Saved entries:
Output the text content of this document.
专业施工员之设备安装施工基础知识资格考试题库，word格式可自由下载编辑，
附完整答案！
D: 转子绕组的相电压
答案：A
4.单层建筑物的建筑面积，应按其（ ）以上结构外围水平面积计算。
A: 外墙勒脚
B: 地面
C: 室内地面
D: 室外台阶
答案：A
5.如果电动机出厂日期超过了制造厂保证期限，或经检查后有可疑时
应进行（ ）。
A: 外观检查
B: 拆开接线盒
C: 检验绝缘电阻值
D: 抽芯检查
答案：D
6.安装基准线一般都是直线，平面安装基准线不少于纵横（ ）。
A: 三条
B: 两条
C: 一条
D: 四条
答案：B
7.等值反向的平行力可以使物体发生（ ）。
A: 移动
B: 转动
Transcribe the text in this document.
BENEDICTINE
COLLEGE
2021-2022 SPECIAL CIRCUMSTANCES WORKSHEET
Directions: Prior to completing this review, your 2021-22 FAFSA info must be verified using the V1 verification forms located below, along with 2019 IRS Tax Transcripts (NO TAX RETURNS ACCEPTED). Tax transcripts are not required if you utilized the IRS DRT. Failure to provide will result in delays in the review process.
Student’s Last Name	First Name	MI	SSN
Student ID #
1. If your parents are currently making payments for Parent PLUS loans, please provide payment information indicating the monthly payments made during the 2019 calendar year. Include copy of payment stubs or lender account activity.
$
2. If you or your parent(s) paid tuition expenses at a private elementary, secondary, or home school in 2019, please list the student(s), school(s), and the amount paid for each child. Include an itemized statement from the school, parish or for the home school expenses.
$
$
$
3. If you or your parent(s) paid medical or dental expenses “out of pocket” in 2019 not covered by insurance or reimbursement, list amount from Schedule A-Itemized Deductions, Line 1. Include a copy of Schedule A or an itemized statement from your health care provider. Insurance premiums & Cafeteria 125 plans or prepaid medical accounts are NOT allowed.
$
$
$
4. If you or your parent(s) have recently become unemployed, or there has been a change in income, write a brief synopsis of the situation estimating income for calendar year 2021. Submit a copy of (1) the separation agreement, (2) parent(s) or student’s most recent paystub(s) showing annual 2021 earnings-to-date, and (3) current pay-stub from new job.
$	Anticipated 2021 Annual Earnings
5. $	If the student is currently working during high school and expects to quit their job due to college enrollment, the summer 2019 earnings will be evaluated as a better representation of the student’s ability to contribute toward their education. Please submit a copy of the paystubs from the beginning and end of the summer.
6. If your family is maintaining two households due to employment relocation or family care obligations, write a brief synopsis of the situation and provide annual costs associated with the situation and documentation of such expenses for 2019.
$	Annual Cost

## What to produce
Of the lines in this data, how many contain "school"? Reply with only the number.

## Output
2